- **What to work on**
Collect all lines from the records below that include the word "name".

- **Part of a data file**
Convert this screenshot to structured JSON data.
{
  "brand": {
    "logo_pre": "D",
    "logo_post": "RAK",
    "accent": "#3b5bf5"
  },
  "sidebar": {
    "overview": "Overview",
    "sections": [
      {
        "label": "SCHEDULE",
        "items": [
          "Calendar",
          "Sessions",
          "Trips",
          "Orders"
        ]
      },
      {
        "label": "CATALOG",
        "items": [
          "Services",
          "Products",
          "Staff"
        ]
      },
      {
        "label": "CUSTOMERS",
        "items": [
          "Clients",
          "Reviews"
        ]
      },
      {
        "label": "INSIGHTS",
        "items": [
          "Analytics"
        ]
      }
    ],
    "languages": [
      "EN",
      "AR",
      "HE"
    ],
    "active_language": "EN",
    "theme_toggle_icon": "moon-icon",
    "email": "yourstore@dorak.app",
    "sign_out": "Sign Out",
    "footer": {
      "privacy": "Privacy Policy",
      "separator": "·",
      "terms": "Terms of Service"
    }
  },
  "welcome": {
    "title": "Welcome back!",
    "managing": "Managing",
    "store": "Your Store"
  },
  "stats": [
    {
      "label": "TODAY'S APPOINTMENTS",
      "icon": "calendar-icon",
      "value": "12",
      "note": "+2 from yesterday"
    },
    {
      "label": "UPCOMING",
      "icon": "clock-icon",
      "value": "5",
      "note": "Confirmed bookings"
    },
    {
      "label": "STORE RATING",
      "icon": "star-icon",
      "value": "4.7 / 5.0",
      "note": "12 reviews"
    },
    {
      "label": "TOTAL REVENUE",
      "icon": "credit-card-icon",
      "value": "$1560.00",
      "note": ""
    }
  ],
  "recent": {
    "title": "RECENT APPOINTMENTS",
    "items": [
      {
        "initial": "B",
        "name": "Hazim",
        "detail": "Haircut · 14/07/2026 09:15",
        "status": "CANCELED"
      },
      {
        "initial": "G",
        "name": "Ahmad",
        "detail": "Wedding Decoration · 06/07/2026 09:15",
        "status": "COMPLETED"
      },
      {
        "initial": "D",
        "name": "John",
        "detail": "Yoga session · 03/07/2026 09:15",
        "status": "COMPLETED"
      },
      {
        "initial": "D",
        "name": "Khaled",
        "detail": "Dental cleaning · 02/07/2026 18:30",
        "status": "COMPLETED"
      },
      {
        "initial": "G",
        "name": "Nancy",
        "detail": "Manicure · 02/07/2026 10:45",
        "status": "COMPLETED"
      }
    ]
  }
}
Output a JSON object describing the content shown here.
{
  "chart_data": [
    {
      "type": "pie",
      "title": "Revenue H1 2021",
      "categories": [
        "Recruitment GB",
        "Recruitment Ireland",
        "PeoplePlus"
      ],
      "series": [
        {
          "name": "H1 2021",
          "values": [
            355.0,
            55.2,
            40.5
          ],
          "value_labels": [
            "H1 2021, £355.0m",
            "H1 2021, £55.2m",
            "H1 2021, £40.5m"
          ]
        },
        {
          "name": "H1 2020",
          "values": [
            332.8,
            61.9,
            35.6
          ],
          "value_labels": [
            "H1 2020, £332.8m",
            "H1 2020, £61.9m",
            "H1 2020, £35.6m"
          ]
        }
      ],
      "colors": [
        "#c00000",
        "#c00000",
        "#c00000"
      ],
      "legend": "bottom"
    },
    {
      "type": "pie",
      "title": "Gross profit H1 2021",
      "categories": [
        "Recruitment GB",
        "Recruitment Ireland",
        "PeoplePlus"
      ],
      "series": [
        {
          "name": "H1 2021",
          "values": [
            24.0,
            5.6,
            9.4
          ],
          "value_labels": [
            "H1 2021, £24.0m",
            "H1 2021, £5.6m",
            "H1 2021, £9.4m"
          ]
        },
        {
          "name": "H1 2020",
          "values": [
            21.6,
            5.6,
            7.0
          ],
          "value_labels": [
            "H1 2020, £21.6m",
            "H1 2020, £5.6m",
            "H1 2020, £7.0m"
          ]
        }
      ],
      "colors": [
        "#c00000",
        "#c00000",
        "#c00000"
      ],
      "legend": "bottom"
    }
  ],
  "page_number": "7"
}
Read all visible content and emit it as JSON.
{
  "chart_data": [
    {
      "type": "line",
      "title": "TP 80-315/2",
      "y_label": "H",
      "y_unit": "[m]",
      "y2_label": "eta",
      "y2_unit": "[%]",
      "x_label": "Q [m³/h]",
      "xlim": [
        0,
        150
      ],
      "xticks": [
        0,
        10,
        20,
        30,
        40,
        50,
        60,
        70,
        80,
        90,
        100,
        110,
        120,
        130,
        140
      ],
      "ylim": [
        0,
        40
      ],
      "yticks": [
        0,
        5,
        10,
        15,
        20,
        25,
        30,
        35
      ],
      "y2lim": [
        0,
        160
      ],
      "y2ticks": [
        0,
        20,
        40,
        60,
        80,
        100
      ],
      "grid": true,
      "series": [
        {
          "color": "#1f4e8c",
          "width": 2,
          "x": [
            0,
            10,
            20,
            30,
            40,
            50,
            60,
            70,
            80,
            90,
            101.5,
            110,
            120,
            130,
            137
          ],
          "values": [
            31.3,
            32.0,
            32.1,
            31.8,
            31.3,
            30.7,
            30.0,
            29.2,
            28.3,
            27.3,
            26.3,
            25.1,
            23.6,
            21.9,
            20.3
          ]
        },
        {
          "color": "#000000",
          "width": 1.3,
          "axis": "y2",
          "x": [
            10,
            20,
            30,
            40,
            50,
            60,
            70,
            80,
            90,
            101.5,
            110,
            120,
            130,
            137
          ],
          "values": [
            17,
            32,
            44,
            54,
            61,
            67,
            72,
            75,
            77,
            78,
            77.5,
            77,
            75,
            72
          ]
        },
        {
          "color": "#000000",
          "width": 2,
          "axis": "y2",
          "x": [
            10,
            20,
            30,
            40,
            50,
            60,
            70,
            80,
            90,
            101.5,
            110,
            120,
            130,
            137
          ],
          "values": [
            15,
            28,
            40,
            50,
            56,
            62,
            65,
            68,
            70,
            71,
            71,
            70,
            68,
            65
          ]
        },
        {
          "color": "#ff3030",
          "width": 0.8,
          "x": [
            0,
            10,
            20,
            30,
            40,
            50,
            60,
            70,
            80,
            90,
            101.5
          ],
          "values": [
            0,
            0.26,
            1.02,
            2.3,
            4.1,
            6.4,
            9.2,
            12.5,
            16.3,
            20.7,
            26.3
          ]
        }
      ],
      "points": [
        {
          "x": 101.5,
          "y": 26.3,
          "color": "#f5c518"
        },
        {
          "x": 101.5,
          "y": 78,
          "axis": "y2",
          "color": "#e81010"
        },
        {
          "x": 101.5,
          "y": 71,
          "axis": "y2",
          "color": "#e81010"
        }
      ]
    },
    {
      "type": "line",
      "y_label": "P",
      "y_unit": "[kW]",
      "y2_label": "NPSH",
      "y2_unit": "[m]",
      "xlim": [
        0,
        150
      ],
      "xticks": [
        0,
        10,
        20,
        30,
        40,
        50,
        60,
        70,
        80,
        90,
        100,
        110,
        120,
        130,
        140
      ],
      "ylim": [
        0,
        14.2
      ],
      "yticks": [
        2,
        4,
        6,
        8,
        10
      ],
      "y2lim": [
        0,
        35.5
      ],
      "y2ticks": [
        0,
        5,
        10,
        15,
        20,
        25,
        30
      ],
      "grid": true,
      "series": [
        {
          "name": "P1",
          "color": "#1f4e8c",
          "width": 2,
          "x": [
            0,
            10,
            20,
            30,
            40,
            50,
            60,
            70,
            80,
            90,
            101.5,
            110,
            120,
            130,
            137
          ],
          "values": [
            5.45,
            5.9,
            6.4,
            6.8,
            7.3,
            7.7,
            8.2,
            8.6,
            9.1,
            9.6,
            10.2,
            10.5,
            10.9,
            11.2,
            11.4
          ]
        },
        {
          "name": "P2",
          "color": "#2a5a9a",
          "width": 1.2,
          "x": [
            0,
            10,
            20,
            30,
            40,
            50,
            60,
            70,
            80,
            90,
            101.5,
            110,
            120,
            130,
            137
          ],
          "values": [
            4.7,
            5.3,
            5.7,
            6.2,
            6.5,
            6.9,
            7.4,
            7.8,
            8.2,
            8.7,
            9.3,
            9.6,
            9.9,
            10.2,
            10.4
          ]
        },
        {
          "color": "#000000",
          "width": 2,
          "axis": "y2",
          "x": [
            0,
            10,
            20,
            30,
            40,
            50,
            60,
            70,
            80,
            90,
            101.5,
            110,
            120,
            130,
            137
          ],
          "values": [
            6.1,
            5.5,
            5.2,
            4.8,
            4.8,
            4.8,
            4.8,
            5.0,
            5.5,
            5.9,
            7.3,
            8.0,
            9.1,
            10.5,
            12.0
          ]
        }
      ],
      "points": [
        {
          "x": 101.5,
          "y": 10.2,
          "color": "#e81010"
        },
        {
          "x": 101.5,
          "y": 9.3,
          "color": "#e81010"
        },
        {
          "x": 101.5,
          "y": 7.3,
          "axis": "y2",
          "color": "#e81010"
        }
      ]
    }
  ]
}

- **Result of the task**
        "name": "Hazim",
        "name": "Ahmad",
        "name": "John",
        "name": "Khaled",
        "name": "Nancy",
          "name": "H1 2021",
          "name": "H1 2020",
          "name": "H1 2021",
          "name": "H1 2020",
          "name": "P1",
          "name": "P2",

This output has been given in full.